Tasks and exercises =
1. From the article below on the Fed's Main Street Lending Program, output the passage from "Fed’s aid program" to "access capital markets." word for word.
2. In the article below on the Fed's Main Street Lending Program, what total amount did the program lend?
3. Resume the article below on the Fed's Main Street Lending Program, picking up after its last sentence.

[Quoted passage — start]

Fed’s aid program for midsize businesses spent only 3% of its total
The Federal Reserve’s Main Street Lending Program, which was designed to provide emergency support to midsize U.S. companies during the pandemic, lent a total of $17.5 billion — just 3% of its potential capacity — according to data released Tuesday by the central bank.
The program was slow to get off the ground; it didn’t open to borrowers until July. In the six months through December, when the Fed bent to a Treasury Department mandate to close it, it showed the challenges in setting up a program to aid this sector of the economy — companies larger than the typical small businesses that qualify for Paycheck Protection Program loans but not large enough to access capital markets.
The program didn’t come close to the $600 billion that it could have lent out, in part because the banks that acted as intermediaries didn’t feel adequately compensated to take on the riskiest borrowers. For healthier companies, the banks often just made regular loans so that they could reap the full benefits of the transaction.

[Quoted passage — finish]
[Material provided — start]

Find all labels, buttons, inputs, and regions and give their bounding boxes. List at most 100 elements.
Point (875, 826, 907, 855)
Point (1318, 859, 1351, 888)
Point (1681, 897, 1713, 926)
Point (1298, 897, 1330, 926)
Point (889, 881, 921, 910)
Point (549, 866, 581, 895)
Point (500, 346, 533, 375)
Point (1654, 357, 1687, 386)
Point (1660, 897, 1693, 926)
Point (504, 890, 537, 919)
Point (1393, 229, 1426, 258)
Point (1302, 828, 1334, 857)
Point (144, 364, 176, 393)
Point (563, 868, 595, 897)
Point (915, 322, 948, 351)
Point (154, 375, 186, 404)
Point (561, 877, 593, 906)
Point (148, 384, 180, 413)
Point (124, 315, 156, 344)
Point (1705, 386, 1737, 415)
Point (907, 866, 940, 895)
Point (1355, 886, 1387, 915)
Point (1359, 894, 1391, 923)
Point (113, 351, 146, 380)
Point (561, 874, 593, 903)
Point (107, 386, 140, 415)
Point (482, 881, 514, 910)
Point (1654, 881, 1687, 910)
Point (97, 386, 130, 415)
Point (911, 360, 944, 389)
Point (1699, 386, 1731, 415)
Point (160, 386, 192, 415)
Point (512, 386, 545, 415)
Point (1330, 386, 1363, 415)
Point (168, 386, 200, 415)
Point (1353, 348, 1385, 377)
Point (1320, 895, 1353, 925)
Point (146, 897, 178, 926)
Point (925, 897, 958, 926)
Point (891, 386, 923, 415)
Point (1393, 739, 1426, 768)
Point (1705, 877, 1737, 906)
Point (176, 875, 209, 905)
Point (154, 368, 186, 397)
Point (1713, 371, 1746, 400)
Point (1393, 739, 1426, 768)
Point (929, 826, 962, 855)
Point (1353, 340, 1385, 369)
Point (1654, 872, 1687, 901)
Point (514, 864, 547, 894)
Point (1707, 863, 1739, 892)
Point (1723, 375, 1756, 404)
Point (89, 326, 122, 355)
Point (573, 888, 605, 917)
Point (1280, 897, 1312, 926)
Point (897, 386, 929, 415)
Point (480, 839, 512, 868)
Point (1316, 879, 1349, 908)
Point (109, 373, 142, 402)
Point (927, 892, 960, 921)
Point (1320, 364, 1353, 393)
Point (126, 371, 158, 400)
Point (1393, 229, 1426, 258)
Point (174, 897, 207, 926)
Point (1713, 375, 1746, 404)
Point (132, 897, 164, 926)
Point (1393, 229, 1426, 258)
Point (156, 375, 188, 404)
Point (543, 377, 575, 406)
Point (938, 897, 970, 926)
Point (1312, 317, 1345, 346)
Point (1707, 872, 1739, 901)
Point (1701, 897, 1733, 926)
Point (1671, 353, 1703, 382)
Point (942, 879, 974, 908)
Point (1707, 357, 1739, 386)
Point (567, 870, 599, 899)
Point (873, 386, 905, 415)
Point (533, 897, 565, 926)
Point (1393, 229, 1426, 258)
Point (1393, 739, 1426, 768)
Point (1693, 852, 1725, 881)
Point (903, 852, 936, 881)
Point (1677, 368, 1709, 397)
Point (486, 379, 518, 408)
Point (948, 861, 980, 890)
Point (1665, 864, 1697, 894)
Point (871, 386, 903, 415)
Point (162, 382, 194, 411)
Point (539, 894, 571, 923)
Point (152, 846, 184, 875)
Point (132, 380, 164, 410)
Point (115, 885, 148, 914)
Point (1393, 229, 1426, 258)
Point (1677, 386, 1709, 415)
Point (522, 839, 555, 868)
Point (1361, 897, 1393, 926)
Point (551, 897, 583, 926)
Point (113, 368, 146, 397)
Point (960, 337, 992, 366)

[Material provided — finish]

Task responses =
1.
Fed’s aid program for midsize businesses spent only 3% of its total
The Federal Reserve’s Main Street Lending Program, which was designed to provide emergency support to midsize U.S. companies during the pandemic, lent a total of $17.5 billion — just 3% of its potential capacity — according to data released Tuesday by the central bank.
The program was slow to get off the ground; it didn’t open to borrowers until July. In the six months through December, when the Fed bent to a Treasury Department mandate to close it, it showed the challenges in setting up a program to aid this sector of the economy — companies larger than the typical small businesses that qualify for Paycheck Protection Program loans but not large enough to access capital markets.

2. $17.5 billion

3.
In the Main Street program, the Fed bought 95% of the banks’ loans, for a total of $16.59 billion. It was backstopped by $75 billion appropriated by Congress in the CARES Act. The program closed Jan. 8 after then-Treasury Secretary Steven T. Mnuchin instructed the Fed to wind it down. Fed Chairman Jerome H. Powell had initially disagreed with Mnuchin’s interpretation of the expiration date in the law, but the Fed ultimately acquiesced to the Treasury Department’s request.
Janet L. Yellen, who took over as Treasury secretary last month at the start of the Biden administration, has said that the program wasn’t successful at getting credit to small and midsize companies and that the administration will try to help that sector more effectively.